EXERCISE GOAL: Set down, in full, every record in the block.

## BEGIN SUPPLIED MATERIAL

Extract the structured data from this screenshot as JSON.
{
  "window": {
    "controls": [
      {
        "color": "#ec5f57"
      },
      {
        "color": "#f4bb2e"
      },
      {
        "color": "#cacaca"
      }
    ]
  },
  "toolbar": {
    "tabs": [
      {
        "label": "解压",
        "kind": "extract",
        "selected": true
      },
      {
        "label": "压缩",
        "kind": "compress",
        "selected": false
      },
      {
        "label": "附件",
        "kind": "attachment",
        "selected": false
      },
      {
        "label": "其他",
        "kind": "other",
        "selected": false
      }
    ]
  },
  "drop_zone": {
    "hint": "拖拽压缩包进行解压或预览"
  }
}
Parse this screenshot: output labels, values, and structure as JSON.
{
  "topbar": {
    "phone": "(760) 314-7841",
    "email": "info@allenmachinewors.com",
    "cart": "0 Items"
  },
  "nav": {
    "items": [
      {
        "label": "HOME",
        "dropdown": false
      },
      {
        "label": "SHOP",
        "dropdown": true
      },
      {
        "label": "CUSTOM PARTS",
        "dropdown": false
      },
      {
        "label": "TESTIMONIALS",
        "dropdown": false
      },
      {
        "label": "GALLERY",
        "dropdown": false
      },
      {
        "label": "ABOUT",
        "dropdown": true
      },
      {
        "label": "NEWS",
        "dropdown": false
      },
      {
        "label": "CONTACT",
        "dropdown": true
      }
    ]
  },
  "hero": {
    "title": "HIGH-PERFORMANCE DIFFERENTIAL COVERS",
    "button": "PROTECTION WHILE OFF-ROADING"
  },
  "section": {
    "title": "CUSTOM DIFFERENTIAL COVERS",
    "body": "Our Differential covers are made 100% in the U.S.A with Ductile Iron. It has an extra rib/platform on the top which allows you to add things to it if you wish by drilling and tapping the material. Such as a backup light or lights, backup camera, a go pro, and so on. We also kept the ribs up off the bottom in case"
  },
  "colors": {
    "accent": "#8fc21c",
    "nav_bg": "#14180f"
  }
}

## END SUPPLIED MATERIAL

SOLUTION:
Extract the structured data from this screenshot as JSON.
{
  "window": {
    "controls": [
      {
        "color": "#ec5f57"
      },
      {
        "color": "#f4bb2e"
      },
      {
        "color": "#cacaca"
      }
    ]
  },
  "toolbar": {
    "tabs": [
      {
        "label": "解压",
        "kind": "extract",
        "selected": true
      },
      {
        "label": "压缩",
        "kind": "compress",
        "selected": false
      },
      {
        "label": "附件",
        "kind": "attachment",
        "selected": false
      },
      {
        "label": "其他",
        "kind": "other",
        "selected": false
      }
    ]
  },
  "drop_zone": {
    "hint": "拖拽压缩包进行解压或预览"
  }
}
Parse this screenshot: output labels, values, and structure as JSON.
{
  "topbar": {
    "phone": "(760) 314-7841",
    "email": "info@allenmachinewors.com",
    "cart": "0 Items"
  },
  "nav": {
    "items": [
      {
        "label": "HOME",
        "dropdown": false
      },
      {
        "label": "SHOP",
        "dropdown": true
      },
      {
        "label": "CUSTOM PARTS",
        "dropdown": false
      },
      {
        "label": "TESTIMONIALS",
        "dropdown": false
      },
      {
        "label": "GALLERY",
        "dropdown": false
      },
      {
        "label": "ABOUT",
        "dropdown": true
      },
      {
        "label": "NEWS",
        "dropdown": false
      },
      {
        "label": "CONTACT",
        "dropdown": true
      }
    ]
  },
  "hero": {
    "title": "HIGH-PERFORMANCE DIFFERENTIAL COVERS",
    "button": "PROTECTION WHILE OFF-ROADING"
  },
  "section": {
    "title": "CUSTOM DIFFERENTIAL COVERS",
    "body": "Our Differential covers are made 100% in the U.S.A with Ductile Iron. It has an extra rib/platform on the top which allows you to add things to it if you wish by drilling and tapping the material. Such as a backup light or lights, backup camera, a go pro, and so on. We also kept the ribs up off the bottom in case"
  },
  "colors": {
    "accent": "#8fc21c",
    "nav_bg": "#14180f"
  }
}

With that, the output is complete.